— What this task involves —
Transcribe the entries that follow exactly as they appear, minus pictures.

— Entries shown —
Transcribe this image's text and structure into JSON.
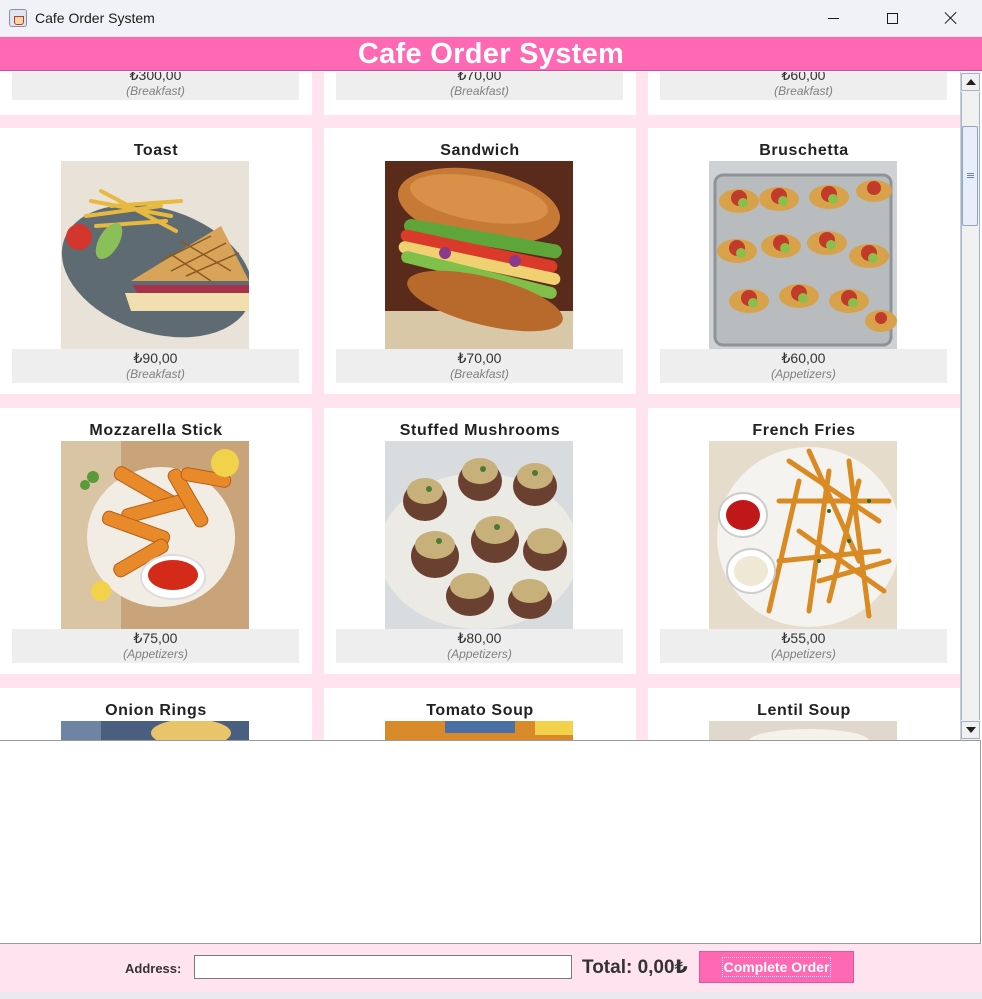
{
  "window": {
    "title": "Cafe Order System",
    "controls": [
      "minimize",
      "maximize",
      "close"
    ]
  },
  "header": {
    "title": "Cafe Order System"
  },
  "menu": {
    "rows": [
      {
        "items": [
          {
            "price": "₺300,00",
            "category": "(Breakfast)"
          },
          {
            "price": "₺70,00",
            "category": "(Breakfast)"
          },
          {
            "price": "₺60,00",
            "category": "(Breakfast)"
          }
        ]
      },
      {
        "items": [
          {
            "name": "Toast",
            "price": "₺90,00",
            "category": "(Breakfast)",
            "image": "toast-photo"
          },
          {
            "name": "Sandwich",
            "price": "₺70,00",
            "category": "(Breakfast)",
            "image": "sandwich-photo"
          },
          {
            "name": "Bruschetta",
            "price": "₺60,00",
            "category": "(Appetizers)",
            "image": "bruschetta-photo"
          }
        ]
      },
      {
        "items": [
          {
            "name": "Mozzarella Stick",
            "price": "₺75,00",
            "category": "(Appetizers)",
            "image": "mozzarella-sticks-photo"
          },
          {
            "name": "Stuffed Mushrooms",
            "price": "₺80,00",
            "category": "(Appetizers)",
            "image": "stuffed-mushrooms-photo"
          },
          {
            "name": "French Fries",
            "price": "₺55,00",
            "category": "(Appetizers)",
            "image": "french-fries-photo"
          }
        ]
      },
      {
        "items": [
          {
            "name": "Onion Rings",
            "image": "onion-rings-photo"
          },
          {
            "name": "Tomato Soup",
            "image": "tomato-soup-photo"
          },
          {
            "name": "Lentil Soup",
            "image": "lentil-soup-photo"
          }
        ]
      }
    ]
  },
  "order": {
    "text": ""
  },
  "footer": {
    "address_label": "Address:",
    "address_value": "",
    "total": "Total: 0,00₺",
    "complete_label": "Complete Order"
  },
  "colors": {
    "accent": "#ff69b4",
    "panel_bg": "#ffe4ef",
    "info_bg": "#eeeeee"
  }
}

— Answer to the problem —
Transcribe this image's text and structure into JSON.
{
  "window": {
    "title": "Cafe Order System",
    "controls": [
      "minimize",
      "maximize",
      "close"
    ]
  },
  "header": {
    "title": "Cafe Order System"
  },
  "menu": {
    "rows": [
      {
        "items": [
          {
            "price": "₺300,00",
            "category": "(Breakfast)"
          },
          {
            "price": "₺70,00",
            "category": "(Breakfast)"
          },
          {
            "price": "₺60,00",
            "category": "(Breakfast)"
          }
        ]
      },
      {
        "items": [
          {
            "name": "Toast",
            "price": "₺90,00",
            "category": "(Breakfast)",
            "image": "toast-photo"
          },
          {
            "name": "Sandwich",
            "price": "₺70,00",
            "category": "(Breakfast)",
            "image": "sandwich-photo"
          },
          {
            "name": "Bruschetta",
            "price": "₺60,00",
            "category": "(Appetizers)",
            "image": "bruschetta-photo"
          }
        ]
      },
      {
        "items": [
          {
            "name": "Mozzarella Stick",
            "price": "₺75,00",
            "category": "(Appetizers)",
            "image": "mozzarella-sticks-photo"
          },
          {
            "name": "Stuffed Mushrooms",
            "price": "₺80,00",
            "category": "(Appetizers)",
            "image": "stuffed-mushrooms-photo"
          },
          {
            "name": "French Fries",
            "price": "₺55,00",
            "category": "(Appetizers)",
            "image": "french-fries-photo"
          }
        ]
      },
      {
        "items": [
          {
            "name": "Onion Rings",
            "image": "onion-rings-photo"
          },
          {
            "name": "Tomato Soup",
            "image": "tomato-soup-photo"
          },
          {
            "name": "Lentil Soup",
            "image": "lentil-soup-photo"
          }
        ]
      }
    ]
  },
  "order": {
    "text": ""
  },
  "footer": {
    "address_label": "Address:",
    "address_value": "",
    "total": "Total: 0,00₺",
    "complete_label": "Complete Order"
  },
  "colors": {
    "accent": "#ff69b4",
    "panel_bg": "#ffe4ef",
    "info_bg": "#eeeeee"
  }
}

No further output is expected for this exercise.